→ Aim of the exercise:
Scan the data below and pick out the lines containing the word "then".

→ Material for this exercise:
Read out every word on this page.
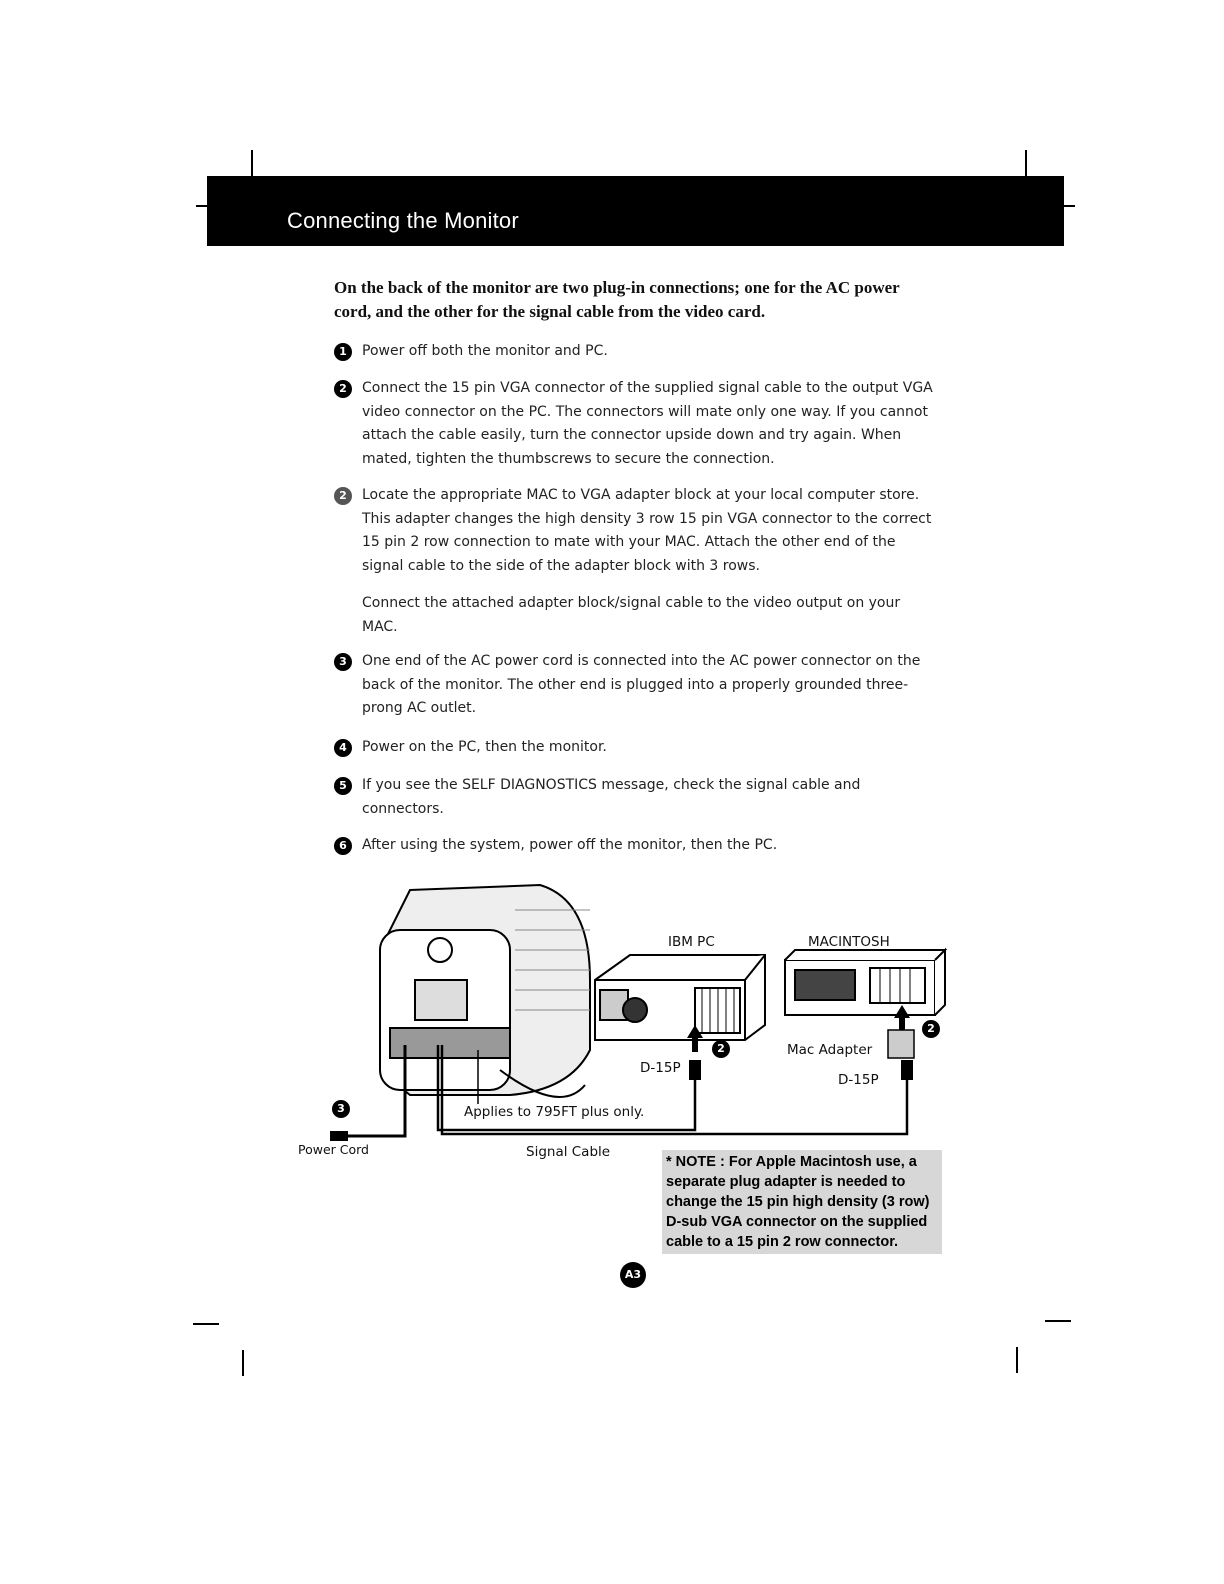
Connecting the Monitor
On the back of the monitor are two plug-in connections; one for the AC power cord, and the other for the signal cable from the video card.
1	Power off both the monitor and PC.
2	Connect the 15 pin VGA connector of the supplied signal cable to the output VGA video connector on the PC. The connectors will mate only one way. If you cannot attach the cable easily, turn the connector upside down and try again. When mated, tighten the thumbscrews to secure the connection.
2	Locate the appropriate MAC to VGA adapter block at your local computer store. This adapter changes the high density 3 row 15 pin VGA connector to the correct 15 pin 2 row connection to mate with your MAC. Attach the other end of the signal cable to the side of the adapter block with 3 rows.
Connect the attached adapter block/signal cable to the video output on your MAC.
3	One end of the AC power cord is connected into the AC power connector on the back of the monitor. The other end is plugged into a properly grounded three-prong AC outlet.
4	Power on the PC, then the monitor.
5	If you see the SELF DIAGNOSTICS message, check the signal cable and connectors.
6	After using the system, power off the monitor, then the PC.
IBM PC	MACINTOSH
D-15P
2	Mac Adapter
D-15P
2
Applies to 795FT plus only.
3
Power Cord	Signal Cable
* NOTE : For Apple Macintosh use, a separate plug adapter is needed to change the 15 pin high density (3 row) D-sub VGA connector on the supplied cable to a 15 pin 2 row connector.
A3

→ Written response:
4	Power on the PC, then the monitor.
6	After using the system, power off the monitor, then the PC.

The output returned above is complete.